Return all lines where the word "current" can be found.

Dataset excerpt
* * * *

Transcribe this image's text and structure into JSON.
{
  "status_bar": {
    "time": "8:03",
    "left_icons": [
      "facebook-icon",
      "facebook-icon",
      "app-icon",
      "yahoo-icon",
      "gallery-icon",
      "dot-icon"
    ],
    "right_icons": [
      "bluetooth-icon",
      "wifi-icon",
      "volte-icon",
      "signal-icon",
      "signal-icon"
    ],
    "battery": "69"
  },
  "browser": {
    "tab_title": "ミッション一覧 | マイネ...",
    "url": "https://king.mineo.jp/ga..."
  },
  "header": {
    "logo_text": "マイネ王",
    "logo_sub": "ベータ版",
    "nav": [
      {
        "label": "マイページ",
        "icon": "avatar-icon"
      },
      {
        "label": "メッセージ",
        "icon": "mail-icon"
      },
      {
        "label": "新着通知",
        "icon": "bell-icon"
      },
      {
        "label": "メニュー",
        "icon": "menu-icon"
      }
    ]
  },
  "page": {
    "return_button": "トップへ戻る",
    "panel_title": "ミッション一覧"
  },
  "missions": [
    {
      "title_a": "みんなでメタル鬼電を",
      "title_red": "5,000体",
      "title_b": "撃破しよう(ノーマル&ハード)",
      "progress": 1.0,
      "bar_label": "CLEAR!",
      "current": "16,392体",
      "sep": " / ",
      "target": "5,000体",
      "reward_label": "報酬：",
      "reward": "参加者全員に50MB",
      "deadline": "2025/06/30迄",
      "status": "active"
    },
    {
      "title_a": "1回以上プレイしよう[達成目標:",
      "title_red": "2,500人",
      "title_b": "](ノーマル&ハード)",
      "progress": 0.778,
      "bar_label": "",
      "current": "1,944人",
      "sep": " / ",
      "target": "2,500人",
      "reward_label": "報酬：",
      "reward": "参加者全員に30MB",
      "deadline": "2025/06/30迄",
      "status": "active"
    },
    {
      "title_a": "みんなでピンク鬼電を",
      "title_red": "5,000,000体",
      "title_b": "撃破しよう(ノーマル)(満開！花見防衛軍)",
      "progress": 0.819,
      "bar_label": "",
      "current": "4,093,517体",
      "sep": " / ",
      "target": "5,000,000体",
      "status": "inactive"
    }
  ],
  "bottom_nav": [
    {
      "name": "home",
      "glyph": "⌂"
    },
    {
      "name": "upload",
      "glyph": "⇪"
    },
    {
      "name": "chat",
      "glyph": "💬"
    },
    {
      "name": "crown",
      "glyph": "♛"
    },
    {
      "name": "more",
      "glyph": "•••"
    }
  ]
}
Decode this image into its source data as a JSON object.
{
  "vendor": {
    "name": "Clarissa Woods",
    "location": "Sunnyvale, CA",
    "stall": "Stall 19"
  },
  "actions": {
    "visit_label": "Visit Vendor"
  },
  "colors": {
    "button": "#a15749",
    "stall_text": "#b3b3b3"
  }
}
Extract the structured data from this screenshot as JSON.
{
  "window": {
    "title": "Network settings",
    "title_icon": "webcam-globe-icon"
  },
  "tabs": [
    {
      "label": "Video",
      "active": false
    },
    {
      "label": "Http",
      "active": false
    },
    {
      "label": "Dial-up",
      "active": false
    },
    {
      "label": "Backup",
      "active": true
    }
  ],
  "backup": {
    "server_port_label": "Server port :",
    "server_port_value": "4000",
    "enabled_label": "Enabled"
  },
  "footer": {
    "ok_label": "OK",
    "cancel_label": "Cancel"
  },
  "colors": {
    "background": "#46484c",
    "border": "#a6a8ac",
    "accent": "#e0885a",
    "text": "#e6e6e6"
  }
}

* * * *

**Full answer**:
      "current": "16,392体",
      "current": "1,944人",
      "current": "4,093,517体",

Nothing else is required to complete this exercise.